_Prompt:_ Sift the listing for lines that hold the string "أحمد" and pull them out.
╔══
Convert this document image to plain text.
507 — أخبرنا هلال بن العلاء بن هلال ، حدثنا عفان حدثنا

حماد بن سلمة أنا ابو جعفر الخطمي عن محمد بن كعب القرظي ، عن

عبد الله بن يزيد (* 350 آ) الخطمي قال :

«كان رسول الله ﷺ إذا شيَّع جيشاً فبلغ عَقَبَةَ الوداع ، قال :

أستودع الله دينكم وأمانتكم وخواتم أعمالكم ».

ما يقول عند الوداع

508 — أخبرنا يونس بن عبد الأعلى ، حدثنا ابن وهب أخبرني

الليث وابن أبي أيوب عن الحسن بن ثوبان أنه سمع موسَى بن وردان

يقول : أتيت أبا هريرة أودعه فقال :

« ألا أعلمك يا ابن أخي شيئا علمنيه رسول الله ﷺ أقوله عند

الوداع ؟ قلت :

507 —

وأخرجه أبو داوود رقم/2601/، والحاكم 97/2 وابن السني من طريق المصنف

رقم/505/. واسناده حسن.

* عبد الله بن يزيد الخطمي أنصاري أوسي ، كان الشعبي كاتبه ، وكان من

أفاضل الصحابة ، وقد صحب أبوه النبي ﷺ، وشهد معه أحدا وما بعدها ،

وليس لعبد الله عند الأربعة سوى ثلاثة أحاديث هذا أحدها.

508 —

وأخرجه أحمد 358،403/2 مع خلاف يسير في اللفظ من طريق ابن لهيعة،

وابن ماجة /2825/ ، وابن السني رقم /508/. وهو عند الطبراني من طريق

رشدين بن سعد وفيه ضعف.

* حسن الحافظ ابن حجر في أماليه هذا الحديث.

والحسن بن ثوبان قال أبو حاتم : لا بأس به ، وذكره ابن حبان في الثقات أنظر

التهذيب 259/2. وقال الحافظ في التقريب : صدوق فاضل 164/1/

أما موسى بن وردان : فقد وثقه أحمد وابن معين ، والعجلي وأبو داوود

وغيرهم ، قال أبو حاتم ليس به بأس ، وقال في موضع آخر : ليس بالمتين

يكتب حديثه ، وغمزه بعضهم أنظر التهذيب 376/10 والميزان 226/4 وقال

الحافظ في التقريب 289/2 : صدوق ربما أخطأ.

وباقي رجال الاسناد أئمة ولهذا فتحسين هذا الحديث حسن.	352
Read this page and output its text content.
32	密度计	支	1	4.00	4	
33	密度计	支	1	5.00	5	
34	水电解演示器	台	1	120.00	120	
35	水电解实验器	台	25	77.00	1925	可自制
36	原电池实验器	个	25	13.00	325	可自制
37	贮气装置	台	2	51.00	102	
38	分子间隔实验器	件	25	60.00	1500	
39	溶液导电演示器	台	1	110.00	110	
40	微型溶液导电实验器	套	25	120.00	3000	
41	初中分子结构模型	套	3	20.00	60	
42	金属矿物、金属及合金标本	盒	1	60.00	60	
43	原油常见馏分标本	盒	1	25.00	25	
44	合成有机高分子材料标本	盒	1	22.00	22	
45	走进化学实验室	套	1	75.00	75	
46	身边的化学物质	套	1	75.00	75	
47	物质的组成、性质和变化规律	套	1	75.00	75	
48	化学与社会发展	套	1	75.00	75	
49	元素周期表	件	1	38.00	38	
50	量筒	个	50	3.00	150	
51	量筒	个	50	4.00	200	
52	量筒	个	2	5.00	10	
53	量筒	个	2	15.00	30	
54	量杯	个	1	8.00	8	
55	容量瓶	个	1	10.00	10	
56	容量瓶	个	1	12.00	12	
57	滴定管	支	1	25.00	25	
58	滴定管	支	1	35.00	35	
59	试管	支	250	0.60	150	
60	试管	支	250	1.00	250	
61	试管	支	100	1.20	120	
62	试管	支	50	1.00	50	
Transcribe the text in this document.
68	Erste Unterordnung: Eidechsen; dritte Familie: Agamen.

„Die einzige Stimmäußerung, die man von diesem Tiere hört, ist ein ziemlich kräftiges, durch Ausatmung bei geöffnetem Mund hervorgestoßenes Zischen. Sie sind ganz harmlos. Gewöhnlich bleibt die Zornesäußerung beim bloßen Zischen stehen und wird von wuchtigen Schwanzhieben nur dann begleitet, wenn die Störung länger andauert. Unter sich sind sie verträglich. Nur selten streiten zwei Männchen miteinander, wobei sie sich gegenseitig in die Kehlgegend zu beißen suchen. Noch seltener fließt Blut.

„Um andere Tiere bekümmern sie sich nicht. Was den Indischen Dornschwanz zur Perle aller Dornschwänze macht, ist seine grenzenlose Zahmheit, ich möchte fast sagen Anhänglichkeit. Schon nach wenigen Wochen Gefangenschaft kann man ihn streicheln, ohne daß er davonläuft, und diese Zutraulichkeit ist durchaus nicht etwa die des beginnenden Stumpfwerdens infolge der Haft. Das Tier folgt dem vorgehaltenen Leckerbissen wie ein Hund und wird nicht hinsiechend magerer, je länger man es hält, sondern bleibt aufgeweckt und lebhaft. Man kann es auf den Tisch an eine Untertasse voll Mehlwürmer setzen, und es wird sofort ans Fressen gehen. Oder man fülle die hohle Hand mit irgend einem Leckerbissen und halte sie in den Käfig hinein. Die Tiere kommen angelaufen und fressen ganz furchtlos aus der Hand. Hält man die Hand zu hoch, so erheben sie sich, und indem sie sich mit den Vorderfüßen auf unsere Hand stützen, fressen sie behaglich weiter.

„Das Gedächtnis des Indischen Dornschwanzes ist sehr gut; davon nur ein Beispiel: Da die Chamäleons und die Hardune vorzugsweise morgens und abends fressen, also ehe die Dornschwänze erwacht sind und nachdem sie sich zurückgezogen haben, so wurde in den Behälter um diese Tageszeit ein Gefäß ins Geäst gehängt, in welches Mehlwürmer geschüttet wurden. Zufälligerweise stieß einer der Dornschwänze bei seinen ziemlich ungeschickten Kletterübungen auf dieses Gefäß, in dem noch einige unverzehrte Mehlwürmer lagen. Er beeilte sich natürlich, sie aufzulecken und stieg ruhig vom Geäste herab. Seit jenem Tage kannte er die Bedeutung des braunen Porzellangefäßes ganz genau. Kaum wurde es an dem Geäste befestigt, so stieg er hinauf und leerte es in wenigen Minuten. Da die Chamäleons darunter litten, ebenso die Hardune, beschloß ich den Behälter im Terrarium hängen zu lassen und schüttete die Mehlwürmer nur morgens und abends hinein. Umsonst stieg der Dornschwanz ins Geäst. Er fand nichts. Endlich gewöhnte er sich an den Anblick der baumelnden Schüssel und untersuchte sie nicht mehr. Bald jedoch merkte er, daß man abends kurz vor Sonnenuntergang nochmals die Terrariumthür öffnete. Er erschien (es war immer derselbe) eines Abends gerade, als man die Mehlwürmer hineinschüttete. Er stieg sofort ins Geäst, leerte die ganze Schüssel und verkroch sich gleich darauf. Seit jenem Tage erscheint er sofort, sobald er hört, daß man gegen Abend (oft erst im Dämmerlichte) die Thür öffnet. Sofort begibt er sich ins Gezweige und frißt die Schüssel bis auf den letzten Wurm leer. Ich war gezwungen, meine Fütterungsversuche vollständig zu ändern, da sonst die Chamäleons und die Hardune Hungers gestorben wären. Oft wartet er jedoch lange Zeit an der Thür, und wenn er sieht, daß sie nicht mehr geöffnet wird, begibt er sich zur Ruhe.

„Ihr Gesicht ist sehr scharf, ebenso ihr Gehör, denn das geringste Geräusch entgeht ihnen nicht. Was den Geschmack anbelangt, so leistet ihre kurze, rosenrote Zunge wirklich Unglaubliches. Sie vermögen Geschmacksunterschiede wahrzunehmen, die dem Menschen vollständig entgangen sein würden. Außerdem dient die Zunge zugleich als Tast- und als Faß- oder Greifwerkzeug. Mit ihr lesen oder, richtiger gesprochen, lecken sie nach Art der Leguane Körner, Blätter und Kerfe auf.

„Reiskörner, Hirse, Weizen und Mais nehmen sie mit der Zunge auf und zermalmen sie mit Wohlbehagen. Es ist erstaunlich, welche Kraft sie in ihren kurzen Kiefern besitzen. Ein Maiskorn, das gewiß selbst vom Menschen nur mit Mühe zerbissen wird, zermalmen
╚══
_Response:_
وأخرجه أحمد 358،403/2 مع خلاف يسير في اللفظ من طريق ابن لهيعة،
أما موسى بن وردان : فقد وثقه أحمد وابن معين ، والعجلي وأبو داوود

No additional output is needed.